Going through the material below, please gather all lines with the word "true" in them.

***** Data shown *****

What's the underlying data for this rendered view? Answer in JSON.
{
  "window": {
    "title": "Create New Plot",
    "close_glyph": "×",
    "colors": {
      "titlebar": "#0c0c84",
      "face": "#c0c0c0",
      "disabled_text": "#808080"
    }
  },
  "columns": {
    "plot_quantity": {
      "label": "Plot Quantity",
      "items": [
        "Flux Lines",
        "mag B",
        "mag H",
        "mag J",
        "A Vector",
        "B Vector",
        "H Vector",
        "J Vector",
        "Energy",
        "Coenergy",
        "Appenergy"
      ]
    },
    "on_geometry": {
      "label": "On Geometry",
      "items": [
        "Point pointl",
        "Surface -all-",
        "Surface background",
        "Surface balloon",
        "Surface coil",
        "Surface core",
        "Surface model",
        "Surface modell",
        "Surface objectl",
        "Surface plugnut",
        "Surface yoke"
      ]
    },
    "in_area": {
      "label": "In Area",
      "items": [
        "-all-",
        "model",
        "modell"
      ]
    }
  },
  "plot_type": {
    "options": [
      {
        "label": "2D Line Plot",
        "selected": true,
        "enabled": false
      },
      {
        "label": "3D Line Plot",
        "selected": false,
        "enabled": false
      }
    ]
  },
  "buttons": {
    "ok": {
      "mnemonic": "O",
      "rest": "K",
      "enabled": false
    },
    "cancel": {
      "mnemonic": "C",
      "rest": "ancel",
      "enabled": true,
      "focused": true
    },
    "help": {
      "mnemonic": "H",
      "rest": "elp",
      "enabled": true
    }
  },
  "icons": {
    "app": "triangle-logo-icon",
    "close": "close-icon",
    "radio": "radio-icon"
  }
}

*****
***** Data shown *****

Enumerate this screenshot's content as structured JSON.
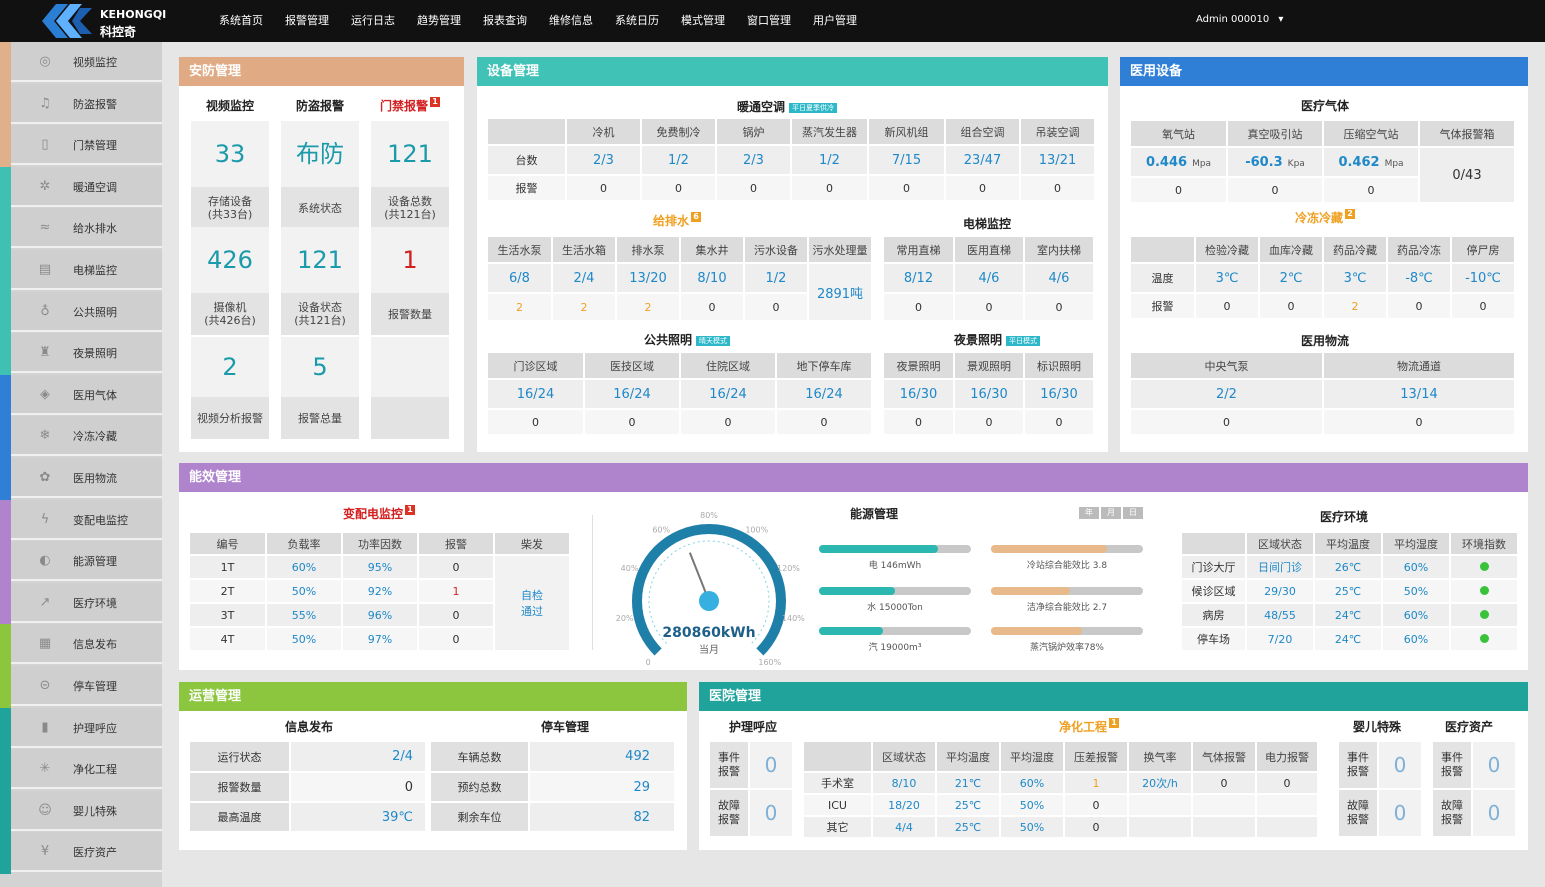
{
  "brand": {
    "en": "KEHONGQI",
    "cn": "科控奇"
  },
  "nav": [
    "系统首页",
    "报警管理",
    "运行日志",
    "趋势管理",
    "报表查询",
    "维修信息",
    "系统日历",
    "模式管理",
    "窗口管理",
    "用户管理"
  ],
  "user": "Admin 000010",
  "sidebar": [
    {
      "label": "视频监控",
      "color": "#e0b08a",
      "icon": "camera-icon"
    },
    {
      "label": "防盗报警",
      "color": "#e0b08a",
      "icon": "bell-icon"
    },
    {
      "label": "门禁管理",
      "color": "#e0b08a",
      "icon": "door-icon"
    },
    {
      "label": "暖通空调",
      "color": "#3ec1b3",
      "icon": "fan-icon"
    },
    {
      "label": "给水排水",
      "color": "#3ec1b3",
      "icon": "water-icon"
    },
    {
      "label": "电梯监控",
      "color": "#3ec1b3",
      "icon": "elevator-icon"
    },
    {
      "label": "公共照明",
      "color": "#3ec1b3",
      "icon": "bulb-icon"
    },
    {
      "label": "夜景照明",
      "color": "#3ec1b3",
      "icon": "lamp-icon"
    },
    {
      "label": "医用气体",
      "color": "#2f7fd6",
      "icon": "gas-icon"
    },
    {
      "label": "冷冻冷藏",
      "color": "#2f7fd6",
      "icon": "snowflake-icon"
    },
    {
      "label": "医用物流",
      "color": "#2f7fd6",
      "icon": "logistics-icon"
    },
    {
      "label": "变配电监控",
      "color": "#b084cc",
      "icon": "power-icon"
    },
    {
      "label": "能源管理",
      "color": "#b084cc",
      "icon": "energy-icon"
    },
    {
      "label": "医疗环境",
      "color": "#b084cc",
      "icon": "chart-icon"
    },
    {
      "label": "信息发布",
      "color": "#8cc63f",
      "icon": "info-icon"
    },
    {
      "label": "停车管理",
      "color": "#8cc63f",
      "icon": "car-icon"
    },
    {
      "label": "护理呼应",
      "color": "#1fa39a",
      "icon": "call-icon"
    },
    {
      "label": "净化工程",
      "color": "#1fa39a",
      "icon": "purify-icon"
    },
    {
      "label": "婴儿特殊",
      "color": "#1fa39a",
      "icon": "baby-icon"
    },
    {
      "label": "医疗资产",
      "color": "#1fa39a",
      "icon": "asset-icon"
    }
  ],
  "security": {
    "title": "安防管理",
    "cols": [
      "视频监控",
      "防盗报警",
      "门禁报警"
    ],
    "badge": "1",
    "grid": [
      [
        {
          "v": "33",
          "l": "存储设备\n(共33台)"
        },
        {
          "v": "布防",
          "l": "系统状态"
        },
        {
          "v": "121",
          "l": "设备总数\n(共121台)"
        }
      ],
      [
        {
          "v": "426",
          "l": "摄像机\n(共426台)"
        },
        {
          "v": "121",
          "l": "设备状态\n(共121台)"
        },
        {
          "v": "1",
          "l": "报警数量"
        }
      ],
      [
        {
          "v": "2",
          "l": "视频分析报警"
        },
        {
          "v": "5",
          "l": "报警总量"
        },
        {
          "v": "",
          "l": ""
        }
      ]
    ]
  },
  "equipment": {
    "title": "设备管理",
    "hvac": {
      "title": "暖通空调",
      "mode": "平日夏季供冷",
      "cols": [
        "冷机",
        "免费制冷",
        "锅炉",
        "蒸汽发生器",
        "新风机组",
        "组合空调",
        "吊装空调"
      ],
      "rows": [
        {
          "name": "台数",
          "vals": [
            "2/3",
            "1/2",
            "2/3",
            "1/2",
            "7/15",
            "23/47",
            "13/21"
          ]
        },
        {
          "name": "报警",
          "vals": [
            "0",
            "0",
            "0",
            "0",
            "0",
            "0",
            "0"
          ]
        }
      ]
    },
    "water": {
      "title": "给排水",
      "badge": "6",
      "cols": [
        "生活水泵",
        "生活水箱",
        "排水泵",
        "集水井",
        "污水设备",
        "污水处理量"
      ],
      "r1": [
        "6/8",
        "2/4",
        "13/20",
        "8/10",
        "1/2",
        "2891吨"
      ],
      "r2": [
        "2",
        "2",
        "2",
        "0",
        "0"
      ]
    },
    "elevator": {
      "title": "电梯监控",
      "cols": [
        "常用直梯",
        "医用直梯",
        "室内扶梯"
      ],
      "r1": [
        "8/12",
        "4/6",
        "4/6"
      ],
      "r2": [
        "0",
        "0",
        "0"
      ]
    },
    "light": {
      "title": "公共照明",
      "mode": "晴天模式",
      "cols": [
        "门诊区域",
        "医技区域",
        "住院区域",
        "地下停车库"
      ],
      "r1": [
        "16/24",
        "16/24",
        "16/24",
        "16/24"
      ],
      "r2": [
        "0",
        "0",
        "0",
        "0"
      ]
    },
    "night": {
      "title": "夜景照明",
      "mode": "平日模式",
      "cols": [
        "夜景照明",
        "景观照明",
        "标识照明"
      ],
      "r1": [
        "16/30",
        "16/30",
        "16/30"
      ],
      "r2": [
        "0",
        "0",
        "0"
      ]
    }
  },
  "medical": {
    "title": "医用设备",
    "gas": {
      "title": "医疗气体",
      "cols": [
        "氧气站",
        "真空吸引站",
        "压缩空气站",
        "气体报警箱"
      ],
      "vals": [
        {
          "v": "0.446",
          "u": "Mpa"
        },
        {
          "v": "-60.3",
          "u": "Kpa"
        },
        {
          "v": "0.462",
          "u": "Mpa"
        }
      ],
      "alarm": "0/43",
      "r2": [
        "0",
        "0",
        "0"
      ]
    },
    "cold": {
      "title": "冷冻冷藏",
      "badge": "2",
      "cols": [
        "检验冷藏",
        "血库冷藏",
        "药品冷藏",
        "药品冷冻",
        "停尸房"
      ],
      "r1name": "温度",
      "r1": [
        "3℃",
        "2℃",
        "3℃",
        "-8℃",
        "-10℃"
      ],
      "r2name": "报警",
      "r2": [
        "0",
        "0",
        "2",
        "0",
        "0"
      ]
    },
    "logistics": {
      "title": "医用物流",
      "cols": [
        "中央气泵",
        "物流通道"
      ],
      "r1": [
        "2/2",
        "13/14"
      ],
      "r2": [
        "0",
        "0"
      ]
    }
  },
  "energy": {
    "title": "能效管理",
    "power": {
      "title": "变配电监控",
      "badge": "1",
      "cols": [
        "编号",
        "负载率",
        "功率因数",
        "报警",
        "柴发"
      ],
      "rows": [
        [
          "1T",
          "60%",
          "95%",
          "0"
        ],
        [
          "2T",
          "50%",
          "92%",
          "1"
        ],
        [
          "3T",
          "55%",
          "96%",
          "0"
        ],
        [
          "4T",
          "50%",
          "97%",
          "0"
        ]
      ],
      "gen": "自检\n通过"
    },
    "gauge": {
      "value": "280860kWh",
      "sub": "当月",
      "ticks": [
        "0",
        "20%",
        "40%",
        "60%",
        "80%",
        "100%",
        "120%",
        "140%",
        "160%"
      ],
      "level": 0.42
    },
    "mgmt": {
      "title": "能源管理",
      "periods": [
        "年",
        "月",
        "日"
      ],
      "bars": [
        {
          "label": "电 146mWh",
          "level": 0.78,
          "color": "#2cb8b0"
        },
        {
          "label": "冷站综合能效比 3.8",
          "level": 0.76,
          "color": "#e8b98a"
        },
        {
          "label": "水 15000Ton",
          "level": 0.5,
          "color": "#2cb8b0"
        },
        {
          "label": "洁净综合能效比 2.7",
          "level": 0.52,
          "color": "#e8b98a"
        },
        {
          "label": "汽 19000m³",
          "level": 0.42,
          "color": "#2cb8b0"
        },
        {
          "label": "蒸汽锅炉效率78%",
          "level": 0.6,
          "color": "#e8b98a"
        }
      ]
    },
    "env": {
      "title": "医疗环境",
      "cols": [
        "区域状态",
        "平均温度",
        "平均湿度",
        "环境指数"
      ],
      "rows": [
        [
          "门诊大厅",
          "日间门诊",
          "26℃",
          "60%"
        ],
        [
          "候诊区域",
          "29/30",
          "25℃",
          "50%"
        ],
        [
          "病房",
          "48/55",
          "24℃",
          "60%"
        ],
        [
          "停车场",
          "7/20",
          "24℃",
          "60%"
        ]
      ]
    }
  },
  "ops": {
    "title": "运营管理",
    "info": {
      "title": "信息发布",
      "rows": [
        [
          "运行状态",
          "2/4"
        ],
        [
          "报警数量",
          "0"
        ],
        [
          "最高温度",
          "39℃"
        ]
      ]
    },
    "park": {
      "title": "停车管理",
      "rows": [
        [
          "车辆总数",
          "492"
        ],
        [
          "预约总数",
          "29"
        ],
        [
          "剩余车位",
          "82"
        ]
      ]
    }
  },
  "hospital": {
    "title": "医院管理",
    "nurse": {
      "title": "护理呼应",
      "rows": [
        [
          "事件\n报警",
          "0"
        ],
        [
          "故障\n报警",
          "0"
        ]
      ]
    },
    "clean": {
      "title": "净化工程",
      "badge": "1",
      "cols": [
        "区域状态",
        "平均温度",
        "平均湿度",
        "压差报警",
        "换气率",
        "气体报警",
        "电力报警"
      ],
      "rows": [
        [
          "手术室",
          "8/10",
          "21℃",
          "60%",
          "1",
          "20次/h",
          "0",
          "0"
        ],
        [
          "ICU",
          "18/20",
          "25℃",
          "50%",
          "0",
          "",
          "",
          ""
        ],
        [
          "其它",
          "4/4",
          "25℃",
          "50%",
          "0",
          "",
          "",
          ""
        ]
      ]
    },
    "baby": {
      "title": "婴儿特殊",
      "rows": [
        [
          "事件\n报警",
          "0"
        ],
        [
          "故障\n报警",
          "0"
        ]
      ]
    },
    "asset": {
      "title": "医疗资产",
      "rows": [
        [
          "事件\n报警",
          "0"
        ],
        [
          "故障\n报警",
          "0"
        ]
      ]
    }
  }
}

*****

### Reply to the exercise
        "selected": true,
      "enabled": true,
      "focused": true
      "enabled": true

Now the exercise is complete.